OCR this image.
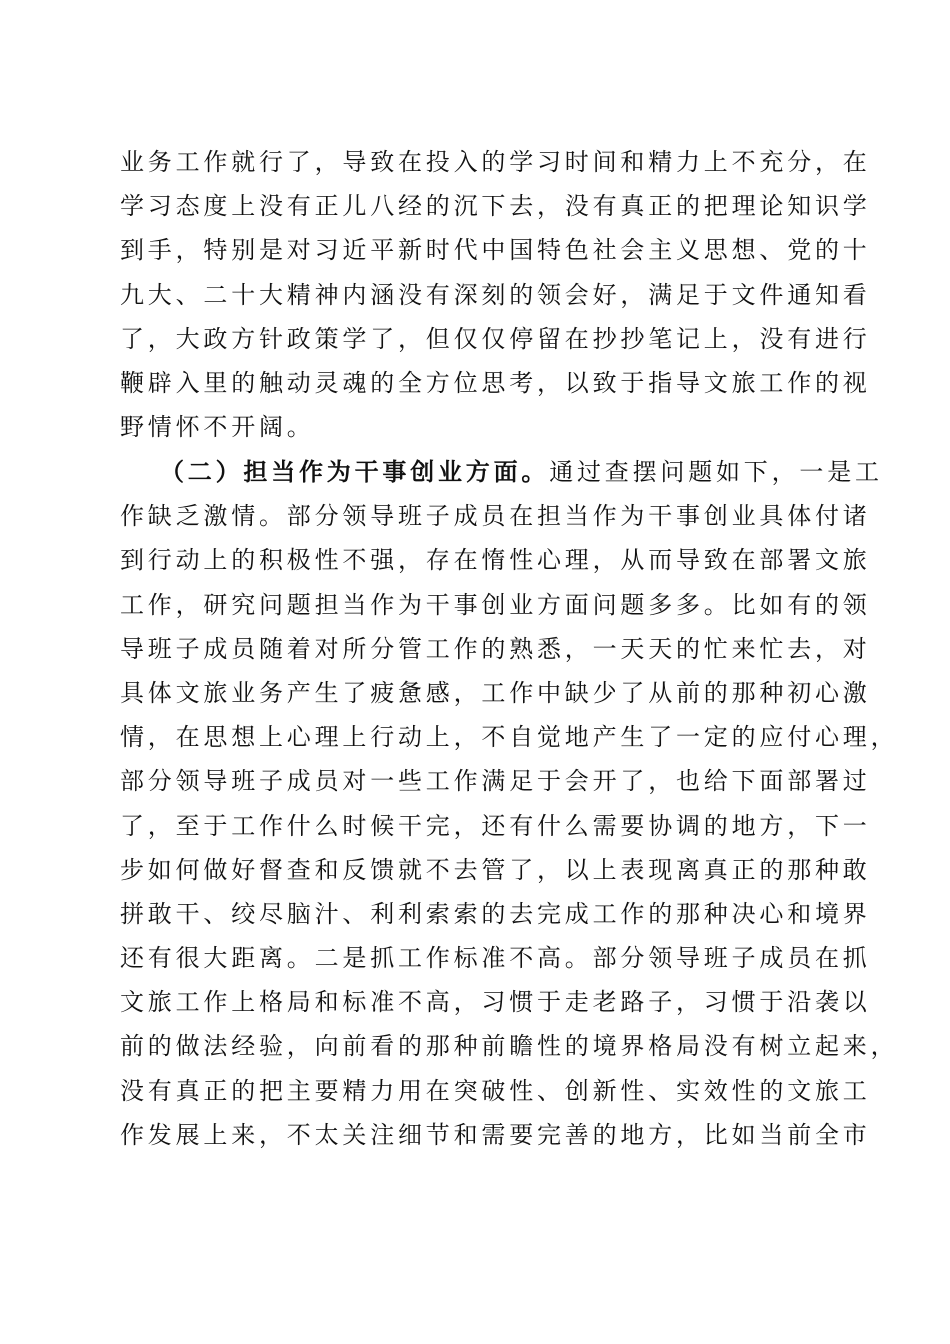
业务工作就行了，导致在投入的学习时间和精力上不充分，在
学习态度上没有正儿八经的沉下去，没有真正的把理论知识学
到手，特别是对习近平新时代中国特色社会主义思想、党的十
九大、二十大精神内涵没有深刻的领会好，满足于文件通知看
了，大政方针政策学了，但仅仅停留在抄抄笔记上，没有进行
鞭辟入里的触动灵魂的全方位思考，以致于指导文旅工作的视
野情怀不开阔。
（二）担当作为干事创业方面。通过查摆问题如下，一是工
作缺乏激情。部分领导班子成员在担当作为干事创业具体付诸
到行动上的积极性不强，存在惰性心理，从而导致在部署文旅
工作，研究问题担当作为干事创业方面问题多多。比如有的领
导班子成员随着对所分管工作的熟悉，一天天的忙来忙去，对
具体文旅业务产生了疲惫感，工作中缺少了从前的那种初心激
情，在思想上心理上行动上，不自觉地产生了一定的应付心理，
部分领导班子成员对一些工作满足于会开了，也给下面部署过
了，至于工作什么时候干完，还有什么需要协调的地方，下一
步如何做好督查和反馈就不去管了，以上表现离真正的那种敢
拼敢干、绞尽脑汁、利利索索的去完成工作的那种决心和境界
还有很大距离。二是抓工作标准不高。部分领导班子成员在抓
文旅工作上格局和标准不高，习惯于走老路子，习惯于沿袭以
前的做法经验，向前看的那种前瞻性的境界格局没有树立起来，
没有真正的把主要精力用在突破性、创新性、实效性的文旅工
作发展上来，不太关注细节和需要完善的地方，比如当前全市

==================================================

▶ DESCRIPTION OF THE TASK: Every record is to be reproduced exactly, with no pictures included.

▶ TASK RESPONSE:
OCR this image.
业务工作就行了，导致在投入的学习时间和精力上不充分，在
学习态度上没有正儿八经的沉下去，没有真正的把理论知识学
到手，特别是对习近平新时代中国特色社会主义思想、党的十
九大、二十大精神内涵没有深刻的领会好，满足于文件通知看
了，大政方针政策学了，但仅仅停留在抄抄笔记上，没有进行
鞭辟入里的触动灵魂的全方位思考，以致于指导文旅工作的视
野情怀不开阔。
（二）担当作为干事创业方面。通过查摆问题如下，一是工
作缺乏激情。部分领导班子成员在担当作为干事创业具体付诸
到行动上的积极性不强，存在惰性心理，从而导致在部署文旅
工作，研究问题担当作为干事创业方面问题多多。比如有的领
导班子成员随着对所分管工作的熟悉，一天天的忙来忙去，对
具体文旅业务产生了疲惫感，工作中缺少了从前的那种初心激
情，在思想上心理上行动上，不自觉地产生了一定的应付心理，
部分领导班子成员对一些工作满足于会开了，也给下面部署过
了，至于工作什么时候干完，还有什么需要协调的地方，下一
步如何做好督查和反馈就不去管了，以上表现离真正的那种敢
拼敢干、绞尽脑汁、利利索索的去完成工作的那种决心和境界
还有很大距离。二是抓工作标准不高。部分领导班子成员在抓
文旅工作上格局和标准不高，习惯于走老路子，习惯于沿袭以
前的做法经验，向前看的那种前瞻性的境界格局没有树立起来，
没有真正的把主要精力用在突破性、创新性、实效性的文旅工
作发展上来，不太关注细节和需要完善的地方，比如当前全市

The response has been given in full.